-- Start Excerpted data --
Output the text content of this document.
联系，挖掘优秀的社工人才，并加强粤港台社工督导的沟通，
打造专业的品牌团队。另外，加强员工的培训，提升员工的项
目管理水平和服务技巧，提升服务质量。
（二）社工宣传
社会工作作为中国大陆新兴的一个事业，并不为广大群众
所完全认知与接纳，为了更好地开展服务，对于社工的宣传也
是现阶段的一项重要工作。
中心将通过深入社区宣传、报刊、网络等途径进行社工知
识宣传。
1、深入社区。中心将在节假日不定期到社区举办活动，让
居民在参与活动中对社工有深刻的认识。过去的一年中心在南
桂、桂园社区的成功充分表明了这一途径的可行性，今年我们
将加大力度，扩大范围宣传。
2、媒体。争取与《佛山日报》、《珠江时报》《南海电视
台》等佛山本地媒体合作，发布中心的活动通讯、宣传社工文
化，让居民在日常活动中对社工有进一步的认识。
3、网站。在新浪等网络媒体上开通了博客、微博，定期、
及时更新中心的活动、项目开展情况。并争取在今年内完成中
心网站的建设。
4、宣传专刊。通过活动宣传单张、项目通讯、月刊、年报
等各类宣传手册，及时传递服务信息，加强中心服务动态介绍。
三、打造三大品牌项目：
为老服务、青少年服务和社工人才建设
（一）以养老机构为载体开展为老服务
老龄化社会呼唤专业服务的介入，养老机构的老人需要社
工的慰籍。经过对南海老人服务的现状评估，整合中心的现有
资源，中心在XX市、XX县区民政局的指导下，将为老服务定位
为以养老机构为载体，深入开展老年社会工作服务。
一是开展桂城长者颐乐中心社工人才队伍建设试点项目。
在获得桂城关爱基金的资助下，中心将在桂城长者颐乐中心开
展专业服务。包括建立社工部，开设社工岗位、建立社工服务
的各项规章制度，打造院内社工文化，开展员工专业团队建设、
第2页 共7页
-- End Excerpted data --
-- Instruction --
Print out every entry, keeping each one exact.

-- Answer for this exercise --
Output the text content of this document.
联系，挖掘优秀的社工人才，并加强粤港台社工督导的沟通，
打造专业的品牌团队。另外，加强员工的培训，提升员工的项
目管理水平和服务技巧，提升服务质量。
（二）社工宣传
社会工作作为中国大陆新兴的一个事业，并不为广大群众
所完全认知与接纳，为了更好地开展服务，对于社工的宣传也
是现阶段的一项重要工作。
中心将通过深入社区宣传、报刊、网络等途径进行社工知
识宣传。
1、深入社区。中心将在节假日不定期到社区举办活动，让
居民在参与活动中对社工有深刻的认识。过去的一年中心在南
桂、桂园社区的成功充分表明了这一途径的可行性，今年我们
将加大力度，扩大范围宣传。
2、媒体。争取与《佛山日报》、《珠江时报》《南海电视
台》等佛山本地媒体合作，发布中心的活动通讯、宣传社工文
化，让居民在日常活动中对社工有进一步的认识。
3、网站。在新浪等网络媒体上开通了博客、微博，定期、
及时更新中心的活动、项目开展情况。并争取在今年内完成中
心网站的建设。
4、宣传专刊。通过活动宣传单张、项目通讯、月刊、年报
等各类宣传手册，及时传递服务信息，加强中心服务动态介绍。
三、打造三大品牌项目：
为老服务、青少年服务和社工人才建设
（一）以养老机构为载体开展为老服务
老龄化社会呼唤专业服务的介入，养老机构的老人需要社
工的慰籍。经过对南海老人服务的现状评估，整合中心的现有
资源，中心在XX市、XX县区民政局的指导下，将为老服务定位
为以养老机构为载体，深入开展老年社会工作服务。
一是开展桂城长者颐乐中心社工人才队伍建设试点项目。
在获得桂城关爱基金的资助下，中心将在桂城长者颐乐中心开
展专业服务。包括建立社工部，开设社工岗位、建立社工服务
的各项规章制度，打造院内社工文化，开展员工专业团队建设、
第2页 共7页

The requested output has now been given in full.